Data entries:
----------

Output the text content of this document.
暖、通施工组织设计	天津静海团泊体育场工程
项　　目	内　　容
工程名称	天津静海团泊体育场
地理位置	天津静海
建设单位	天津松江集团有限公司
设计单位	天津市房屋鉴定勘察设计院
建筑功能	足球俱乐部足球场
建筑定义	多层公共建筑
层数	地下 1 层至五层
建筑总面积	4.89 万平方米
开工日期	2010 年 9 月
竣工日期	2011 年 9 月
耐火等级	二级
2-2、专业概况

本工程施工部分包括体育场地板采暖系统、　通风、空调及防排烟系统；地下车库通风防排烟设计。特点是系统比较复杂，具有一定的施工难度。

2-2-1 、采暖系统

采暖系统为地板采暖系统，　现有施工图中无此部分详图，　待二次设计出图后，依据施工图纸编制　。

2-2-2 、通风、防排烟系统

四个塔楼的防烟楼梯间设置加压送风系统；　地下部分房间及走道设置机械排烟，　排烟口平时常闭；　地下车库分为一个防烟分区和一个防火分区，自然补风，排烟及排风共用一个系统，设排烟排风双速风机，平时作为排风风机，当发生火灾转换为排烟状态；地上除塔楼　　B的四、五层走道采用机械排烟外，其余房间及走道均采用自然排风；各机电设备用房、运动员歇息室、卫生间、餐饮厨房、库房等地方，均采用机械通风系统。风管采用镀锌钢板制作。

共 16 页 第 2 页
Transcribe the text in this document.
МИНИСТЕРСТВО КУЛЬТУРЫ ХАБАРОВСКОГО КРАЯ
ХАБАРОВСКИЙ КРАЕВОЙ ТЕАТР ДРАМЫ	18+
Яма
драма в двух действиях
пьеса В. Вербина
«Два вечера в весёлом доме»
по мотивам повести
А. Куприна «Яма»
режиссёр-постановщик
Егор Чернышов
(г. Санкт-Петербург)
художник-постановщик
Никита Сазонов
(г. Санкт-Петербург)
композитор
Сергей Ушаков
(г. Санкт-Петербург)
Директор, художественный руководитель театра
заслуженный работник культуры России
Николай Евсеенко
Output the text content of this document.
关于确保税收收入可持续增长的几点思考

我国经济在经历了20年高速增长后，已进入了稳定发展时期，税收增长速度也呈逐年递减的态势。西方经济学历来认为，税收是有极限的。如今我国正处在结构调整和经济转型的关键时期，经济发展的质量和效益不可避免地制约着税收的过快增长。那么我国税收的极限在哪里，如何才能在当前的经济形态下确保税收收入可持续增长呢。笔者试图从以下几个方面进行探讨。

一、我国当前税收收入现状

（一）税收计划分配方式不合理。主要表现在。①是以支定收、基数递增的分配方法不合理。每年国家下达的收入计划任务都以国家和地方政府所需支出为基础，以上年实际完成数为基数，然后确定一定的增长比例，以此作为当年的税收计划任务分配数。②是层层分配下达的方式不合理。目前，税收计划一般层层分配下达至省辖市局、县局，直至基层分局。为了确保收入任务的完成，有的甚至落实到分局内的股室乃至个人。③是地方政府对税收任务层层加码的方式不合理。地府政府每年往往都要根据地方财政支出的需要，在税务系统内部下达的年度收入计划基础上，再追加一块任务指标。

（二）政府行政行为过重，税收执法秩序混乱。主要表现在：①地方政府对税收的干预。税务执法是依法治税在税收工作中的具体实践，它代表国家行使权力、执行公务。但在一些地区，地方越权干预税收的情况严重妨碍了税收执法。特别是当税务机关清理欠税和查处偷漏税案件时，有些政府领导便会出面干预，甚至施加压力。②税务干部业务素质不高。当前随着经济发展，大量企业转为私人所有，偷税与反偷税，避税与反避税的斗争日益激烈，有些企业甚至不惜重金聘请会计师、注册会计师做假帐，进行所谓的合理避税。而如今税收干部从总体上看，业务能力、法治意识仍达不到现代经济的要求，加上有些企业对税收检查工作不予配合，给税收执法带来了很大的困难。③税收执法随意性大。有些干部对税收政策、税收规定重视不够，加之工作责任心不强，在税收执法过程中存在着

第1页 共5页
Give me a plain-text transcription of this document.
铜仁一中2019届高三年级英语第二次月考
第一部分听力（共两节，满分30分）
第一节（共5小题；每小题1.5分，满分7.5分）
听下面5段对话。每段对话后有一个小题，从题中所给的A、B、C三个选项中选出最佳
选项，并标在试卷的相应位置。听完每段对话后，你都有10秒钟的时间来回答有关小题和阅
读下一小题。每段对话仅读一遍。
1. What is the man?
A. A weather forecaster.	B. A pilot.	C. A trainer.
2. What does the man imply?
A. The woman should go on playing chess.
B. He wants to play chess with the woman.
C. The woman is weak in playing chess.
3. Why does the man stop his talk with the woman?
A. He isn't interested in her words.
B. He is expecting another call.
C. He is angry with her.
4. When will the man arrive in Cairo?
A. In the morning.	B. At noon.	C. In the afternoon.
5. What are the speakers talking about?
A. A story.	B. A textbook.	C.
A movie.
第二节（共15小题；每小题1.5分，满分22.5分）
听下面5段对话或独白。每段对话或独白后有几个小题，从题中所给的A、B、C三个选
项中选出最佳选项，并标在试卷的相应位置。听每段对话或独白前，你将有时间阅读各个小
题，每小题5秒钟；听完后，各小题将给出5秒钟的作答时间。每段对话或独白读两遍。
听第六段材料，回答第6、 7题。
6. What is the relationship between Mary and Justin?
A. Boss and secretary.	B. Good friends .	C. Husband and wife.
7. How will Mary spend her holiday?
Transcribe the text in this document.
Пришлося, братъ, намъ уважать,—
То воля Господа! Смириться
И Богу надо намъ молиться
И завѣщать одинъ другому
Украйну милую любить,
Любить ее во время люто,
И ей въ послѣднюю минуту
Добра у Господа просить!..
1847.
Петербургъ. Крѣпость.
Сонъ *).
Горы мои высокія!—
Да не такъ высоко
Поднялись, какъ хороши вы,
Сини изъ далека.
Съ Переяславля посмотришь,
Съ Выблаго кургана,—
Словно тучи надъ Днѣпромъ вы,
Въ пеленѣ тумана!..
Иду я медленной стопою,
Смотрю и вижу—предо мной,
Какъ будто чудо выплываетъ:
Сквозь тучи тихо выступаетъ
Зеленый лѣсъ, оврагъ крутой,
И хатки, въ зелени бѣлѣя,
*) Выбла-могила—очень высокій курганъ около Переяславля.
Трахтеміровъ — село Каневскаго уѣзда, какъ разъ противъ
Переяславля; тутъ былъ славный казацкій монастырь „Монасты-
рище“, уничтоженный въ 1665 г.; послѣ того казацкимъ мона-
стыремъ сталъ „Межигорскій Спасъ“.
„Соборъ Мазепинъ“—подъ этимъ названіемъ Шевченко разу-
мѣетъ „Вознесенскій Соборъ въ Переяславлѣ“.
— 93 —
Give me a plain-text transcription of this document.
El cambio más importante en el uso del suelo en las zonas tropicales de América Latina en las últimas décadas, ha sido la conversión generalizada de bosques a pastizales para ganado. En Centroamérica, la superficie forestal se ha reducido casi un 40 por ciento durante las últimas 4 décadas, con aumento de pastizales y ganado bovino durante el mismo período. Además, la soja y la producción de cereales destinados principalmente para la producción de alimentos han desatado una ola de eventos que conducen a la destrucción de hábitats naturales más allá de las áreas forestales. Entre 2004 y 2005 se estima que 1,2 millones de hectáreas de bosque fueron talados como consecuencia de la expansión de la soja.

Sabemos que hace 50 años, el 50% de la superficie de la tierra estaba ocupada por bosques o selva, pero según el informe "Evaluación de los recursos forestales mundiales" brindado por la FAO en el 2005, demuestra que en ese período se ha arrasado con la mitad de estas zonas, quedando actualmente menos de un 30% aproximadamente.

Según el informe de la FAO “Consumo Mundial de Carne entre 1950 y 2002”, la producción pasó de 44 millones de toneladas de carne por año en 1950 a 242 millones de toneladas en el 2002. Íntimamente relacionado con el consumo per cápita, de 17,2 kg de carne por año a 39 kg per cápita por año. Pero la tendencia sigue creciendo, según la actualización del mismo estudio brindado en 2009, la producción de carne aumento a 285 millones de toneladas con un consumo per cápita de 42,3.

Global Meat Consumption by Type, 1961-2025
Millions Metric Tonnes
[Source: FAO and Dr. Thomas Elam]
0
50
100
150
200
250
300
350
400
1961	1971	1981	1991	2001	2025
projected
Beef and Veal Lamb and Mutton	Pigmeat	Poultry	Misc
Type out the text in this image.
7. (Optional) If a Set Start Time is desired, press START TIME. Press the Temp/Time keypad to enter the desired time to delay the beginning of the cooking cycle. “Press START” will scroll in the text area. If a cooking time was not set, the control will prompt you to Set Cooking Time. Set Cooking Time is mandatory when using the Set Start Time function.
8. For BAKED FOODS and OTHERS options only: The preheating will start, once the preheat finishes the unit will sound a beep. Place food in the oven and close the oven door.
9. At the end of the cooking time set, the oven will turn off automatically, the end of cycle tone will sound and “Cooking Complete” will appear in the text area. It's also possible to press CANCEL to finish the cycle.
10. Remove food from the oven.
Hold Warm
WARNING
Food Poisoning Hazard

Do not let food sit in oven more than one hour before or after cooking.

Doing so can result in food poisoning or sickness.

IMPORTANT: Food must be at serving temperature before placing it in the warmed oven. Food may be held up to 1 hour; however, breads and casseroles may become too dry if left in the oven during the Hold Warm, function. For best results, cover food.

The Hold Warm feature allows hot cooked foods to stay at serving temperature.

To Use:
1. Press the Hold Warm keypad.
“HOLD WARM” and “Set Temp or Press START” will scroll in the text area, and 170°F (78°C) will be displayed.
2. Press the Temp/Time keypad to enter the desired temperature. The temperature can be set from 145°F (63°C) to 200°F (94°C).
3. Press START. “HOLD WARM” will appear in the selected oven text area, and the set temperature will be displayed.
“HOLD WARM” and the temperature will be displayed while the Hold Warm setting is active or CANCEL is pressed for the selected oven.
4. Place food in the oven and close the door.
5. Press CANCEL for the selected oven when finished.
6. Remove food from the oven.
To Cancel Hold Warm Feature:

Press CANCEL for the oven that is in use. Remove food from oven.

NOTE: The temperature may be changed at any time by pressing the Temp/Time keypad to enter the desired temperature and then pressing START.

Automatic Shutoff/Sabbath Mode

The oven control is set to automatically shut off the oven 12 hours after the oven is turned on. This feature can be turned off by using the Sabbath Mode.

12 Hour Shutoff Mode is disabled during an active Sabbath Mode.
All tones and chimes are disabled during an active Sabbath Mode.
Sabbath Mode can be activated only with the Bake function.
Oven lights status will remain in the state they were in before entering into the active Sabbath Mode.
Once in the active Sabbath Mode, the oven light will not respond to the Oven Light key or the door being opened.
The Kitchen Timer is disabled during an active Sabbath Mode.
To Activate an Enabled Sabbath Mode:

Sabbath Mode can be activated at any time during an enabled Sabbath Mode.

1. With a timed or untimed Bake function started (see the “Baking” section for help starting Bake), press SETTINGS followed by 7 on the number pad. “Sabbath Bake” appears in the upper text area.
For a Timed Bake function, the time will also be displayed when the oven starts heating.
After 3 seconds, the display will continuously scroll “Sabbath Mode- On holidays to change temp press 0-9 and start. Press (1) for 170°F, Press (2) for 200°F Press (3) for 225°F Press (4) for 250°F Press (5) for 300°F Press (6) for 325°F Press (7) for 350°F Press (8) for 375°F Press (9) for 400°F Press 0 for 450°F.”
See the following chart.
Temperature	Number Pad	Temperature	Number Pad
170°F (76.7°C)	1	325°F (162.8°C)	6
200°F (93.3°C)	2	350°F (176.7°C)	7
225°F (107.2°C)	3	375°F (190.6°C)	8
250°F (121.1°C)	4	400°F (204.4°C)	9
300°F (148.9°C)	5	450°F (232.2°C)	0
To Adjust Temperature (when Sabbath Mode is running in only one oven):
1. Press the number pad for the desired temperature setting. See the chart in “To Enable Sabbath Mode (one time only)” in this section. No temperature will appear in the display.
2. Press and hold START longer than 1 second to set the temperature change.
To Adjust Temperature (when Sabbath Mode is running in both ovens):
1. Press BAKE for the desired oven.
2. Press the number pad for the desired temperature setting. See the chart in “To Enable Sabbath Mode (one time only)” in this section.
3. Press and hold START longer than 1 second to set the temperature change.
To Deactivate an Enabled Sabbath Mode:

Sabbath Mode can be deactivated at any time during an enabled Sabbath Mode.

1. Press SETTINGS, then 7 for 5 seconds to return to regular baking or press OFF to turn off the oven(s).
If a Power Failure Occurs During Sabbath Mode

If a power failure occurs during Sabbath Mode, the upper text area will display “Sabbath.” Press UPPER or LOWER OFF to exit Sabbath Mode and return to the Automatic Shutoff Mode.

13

----------

> **Aim of the task**
Look over the listing. Pull out every line with the string "постановщик" in it.

> **Task answer**
режиссёр-постановщик
художник-постановщик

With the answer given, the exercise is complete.